Your answer is a single number: how many lines hold the word "Documents"?
-- BEGIN The input --
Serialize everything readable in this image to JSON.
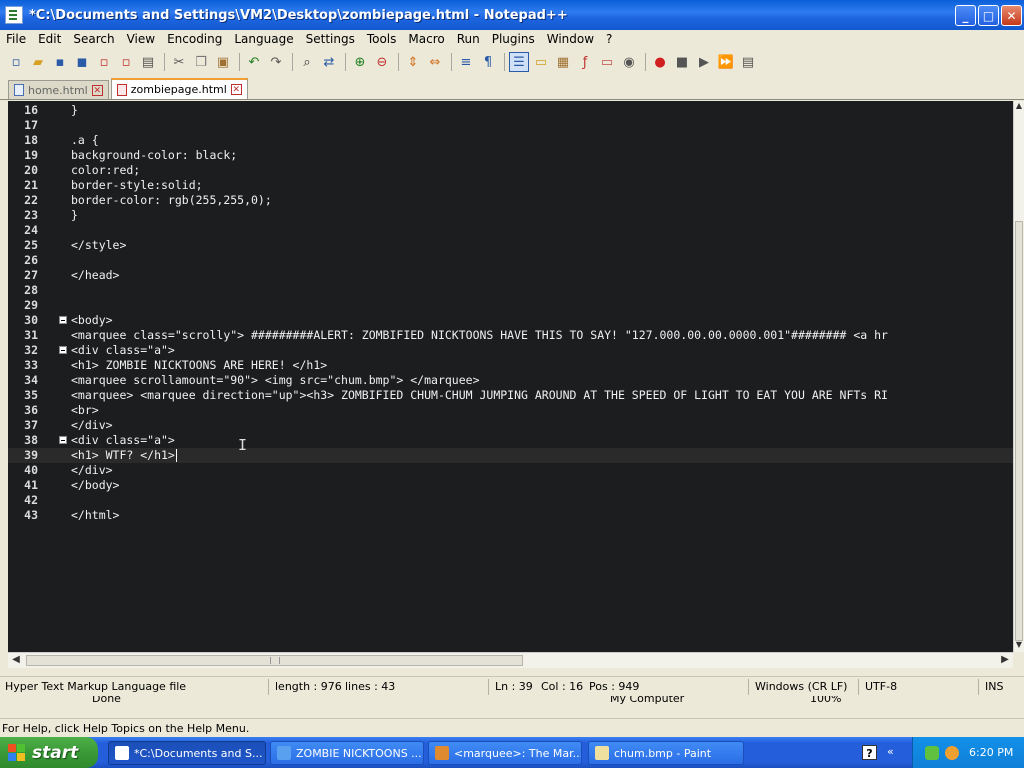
{
  "window": {
    "title": "*C:\\Documents and Settings\\VM2\\Desktop\\zombiepage.html - Notepad++"
  },
  "menu": [
    "File",
    "Edit",
    "Search",
    "View",
    "Encoding",
    "Language",
    "Settings",
    "Tools",
    "Macro",
    "Run",
    "Plugins",
    "Window",
    "?"
  ],
  "toolbar_icons": [
    "new-file-icon",
    "open-file-icon",
    "save-icon",
    "save-all-icon",
    "close-icon",
    "close-all-icon",
    "print-icon",
    "cut-icon",
    "copy-icon",
    "paste-icon",
    "undo-icon",
    "redo-icon",
    "find-icon",
    "replace-icon",
    "zoom-in-icon",
    "zoom-out-icon",
    "sync-vertical-icon",
    "sync-horizontal-icon",
    "word-wrap-icon",
    "show-all-chars-icon",
    "indent-guide-icon",
    "user-define-dialog-icon",
    "doc-map-icon",
    "function-list-icon",
    "folder-as-workspace-icon",
    "clipboard-history-icon",
    "monitoring-icon",
    "record-macro-icon",
    "stop-record-icon",
    "play-macro-icon",
    "run-multiple-macro-icon",
    "save-macro-icon"
  ],
  "tabs": [
    {
      "label": "home.html",
      "active": false
    },
    {
      "label": "zombiepage.html",
      "active": true
    }
  ],
  "editor": {
    "lines": [
      {
        "num": "16",
        "text": "}"
      },
      {
        "num": "17",
        "text": ""
      },
      {
        "num": "18",
        "text": ".a {"
      },
      {
        "num": "19",
        "text": "background-color: black;"
      },
      {
        "num": "20",
        "text": "color:red;"
      },
      {
        "num": "21",
        "text": "border-style:solid;"
      },
      {
        "num": "22",
        "text": "border-color: rgb(255,255,0);"
      },
      {
        "num": "23",
        "text": "}"
      },
      {
        "num": "24",
        "text": ""
      },
      {
        "num": "25",
        "text": "</style>"
      },
      {
        "num": "26",
        "text": ""
      },
      {
        "num": "27",
        "text": "</head>"
      },
      {
        "num": "28",
        "text": ""
      },
      {
        "num": "29",
        "text": ""
      },
      {
        "num": "30",
        "text": "<body>"
      },
      {
        "num": "31",
        "text": "<marquee class=\"scrolly\"> #########ALERT: ZOMBIFIED NICKTOONS HAVE THIS TO SAY! \"127.000.00.00.0000.001\"######## <a hr"
      },
      {
        "num": "32",
        "text": "<div class=\"a\">"
      },
      {
        "num": "33",
        "text": "<h1> ZOMBIE NICKTOONS ARE HERE! </h1>"
      },
      {
        "num": "34",
        "text": "<marquee scrollamount=\"90\"> <img src=\"chum.bmp\"> </marquee>"
      },
      {
        "num": "35",
        "text": "<marquee> <marquee direction=\"up\"><h3> ZOMBIFIED CHUM-CHUM JUMPING AROUND AT THE SPEED OF LIGHT TO EAT YOU ARE NFTs RI"
      },
      {
        "num": "36",
        "text": "<br>"
      },
      {
        "num": "37",
        "text": "</div>"
      },
      {
        "num": "38",
        "text": "<div class=\"a\">"
      },
      {
        "num": "39",
        "text": "<h1> WTF? </h1>"
      },
      {
        "num": "40",
        "text": "</div>"
      },
      {
        "num": "41",
        "text": "</body>"
      },
      {
        "num": "42",
        "text": ""
      },
      {
        "num": "43",
        "text": "</html>"
      }
    ],
    "fold_lines": [
      "30",
      "32",
      "38"
    ],
    "current_line": "39"
  },
  "status": {
    "file_type": "Hyper Text Markup Language file",
    "length": "length : 976",
    "lines": "lines : 43",
    "ln": "Ln : 39",
    "col": "Col : 16",
    "pos": "Pos : 949",
    "eol": "Windows (CR LF)",
    "encoding": "UTF-8",
    "mode": "INS"
  },
  "ie_status": {
    "done": "Done",
    "zone": "My Computer",
    "zoom": "100%"
  },
  "help_line": "For Help, click Help Topics on the Help Menu.",
  "taskbar": {
    "start": "start",
    "tasks": [
      {
        "label": "*C:\\Documents and S...",
        "active": true
      },
      {
        "label": "ZOMBIE NICKTOONS ...",
        "active": false
      },
      {
        "label": "<marquee>: The Mar...",
        "active": false
      },
      {
        "label": "chum.bmp - Paint",
        "active": false
      }
    ],
    "help_icon_text": "?",
    "chevron": "«",
    "clock": "6:20 PM"
  }
}
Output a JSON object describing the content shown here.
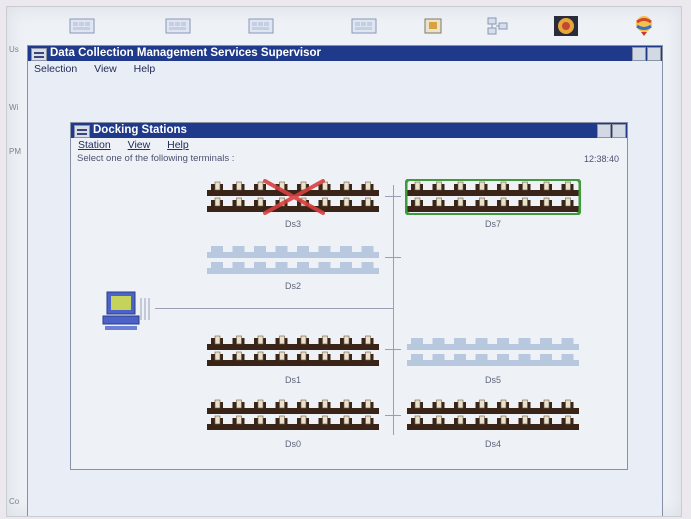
{
  "desktop": {
    "icons": [
      "folder-icon",
      "folder-icon",
      "folder-icon",
      "folder-icon",
      "notepad-icon",
      "network-icon",
      "os2-logo-icon",
      "globe-icon"
    ],
    "left_fragments": [
      "Us",
      "Wi",
      "PM",
      "Co"
    ]
  },
  "main_window": {
    "title": "Data Collection Management Services Supervisor",
    "menu": [
      "Selection",
      "View",
      "Help"
    ]
  },
  "docking_window": {
    "title": "Docking Stations",
    "menu": [
      "Station",
      "View",
      "Help"
    ],
    "prompt": "Select one of the following terminals :",
    "time": "12:38:40",
    "stations": [
      {
        "id": "Ds3",
        "state": "unavailable"
      },
      {
        "id": "Ds7",
        "state": "selected"
      },
      {
        "id": "Ds2",
        "state": "empty"
      },
      {
        "id": "Ds1",
        "state": "occupied"
      },
      {
        "id": "Ds5",
        "state": "empty"
      },
      {
        "id": "Ds0",
        "state": "occupied"
      },
      {
        "id": "Ds4",
        "state": "occupied"
      }
    ]
  },
  "colors": {
    "titlebar": "#1f3a8a",
    "station_dark": "#3a2418",
    "station_empty": "#b8c8de",
    "terminal": "#e8e1cc",
    "selection_border": "#3f9b3a",
    "cross": "#d84040"
  }
}
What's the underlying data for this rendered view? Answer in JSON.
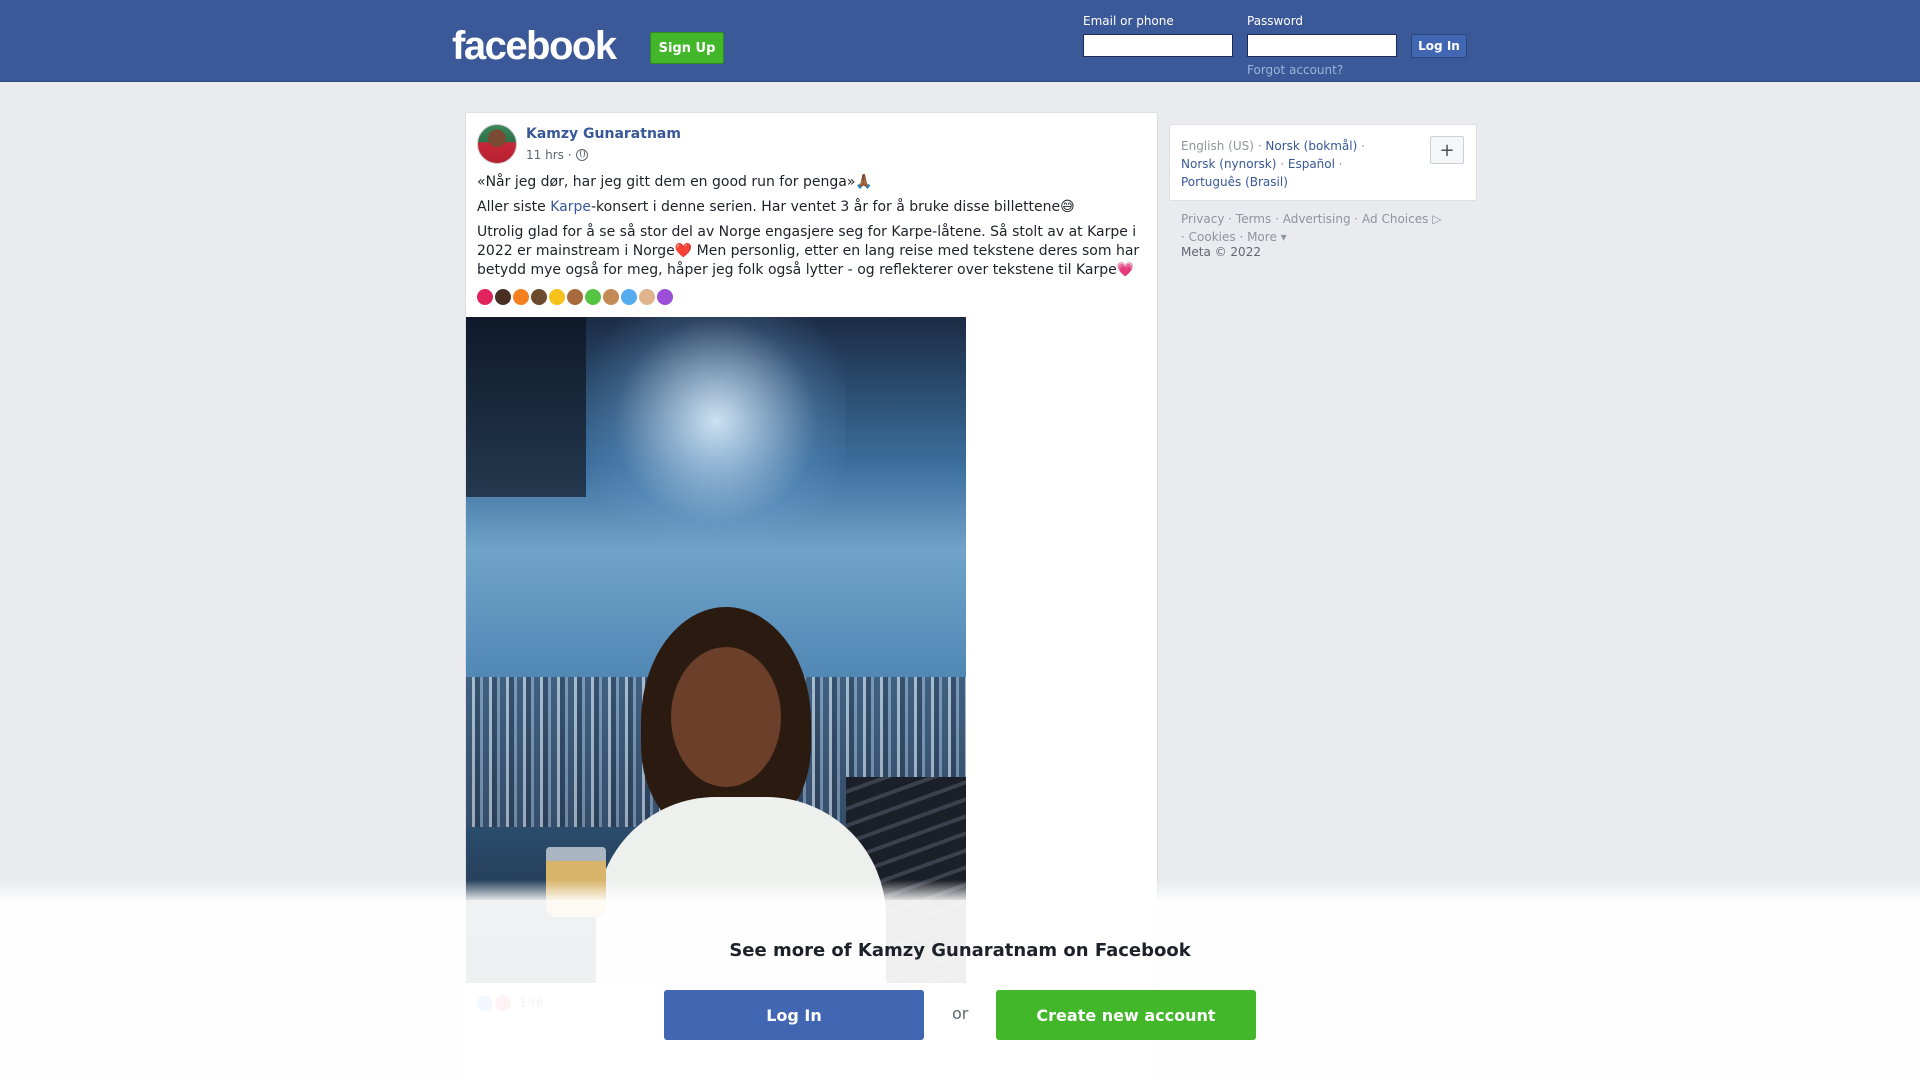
{
  "header": {
    "logo": "facebook",
    "signup_label": "Sign Up",
    "email_label": "Email or phone",
    "email_value": "",
    "password_label": "Password",
    "password_value": "",
    "login_label": "Log In",
    "forgot_label": "Forgot account?"
  },
  "post": {
    "author": "Kamzy Gunaratnam",
    "time": "11 hrs ·",
    "privacy_icon": "globe-icon",
    "paragraphs": {
      "p1": "«Når jeg dør, har jeg gitt dem en good run for penga»🙏🏾",
      "p2_before": "Aller siste ",
      "p2_link": "Karpe",
      "p2_after": "-konsert i denne serien. Har ventet 3 år for å bruke disse billettene😅",
      "p3": "Utrolig glad for å se så stor del av Norge engasjere seg for Karpe-låtene. Så stolt av at Karpe i 2022 er mainstream i Norge❤️ Men personlig, etter en lang reise med tekstene deres som har betydd mye også for meg, håper jeg folk også lytter - og reflekterer over tekstene til Karpe💗"
    },
    "emoji_row": [
      "#e0245e",
      "#4a3022",
      "#f4801f",
      "#6b4a2e",
      "#f7c21a",
      "#a86a3c",
      "#56c443",
      "#c48a55",
      "#55acee",
      "#e0b48c",
      "#9b4fd9"
    ],
    "reaction_count": "196"
  },
  "sidebar": {
    "languages": {
      "current": "English (US)",
      "items": [
        "Norsk (bokmål)",
        "Norsk (nynorsk)",
        "Español",
        "Português (Brasil)"
      ]
    },
    "plus_label": "+",
    "footer": {
      "links": [
        "Privacy",
        "Terms",
        "Advertising",
        "Ad Choices",
        "Cookies",
        "More"
      ],
      "copyright": "Meta © 2022"
    }
  },
  "overlay": {
    "title": "See more of Kamzy Gunaratnam on Facebook",
    "login_label": "Log In",
    "or_label": "or",
    "create_label": "Create new account"
  },
  "colors": {
    "brand_blue": "#3b5998",
    "button_blue": "#4267b2",
    "green": "#42b72a",
    "link": "#385898"
  }
}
-- END The input --
Response to this exercise: 2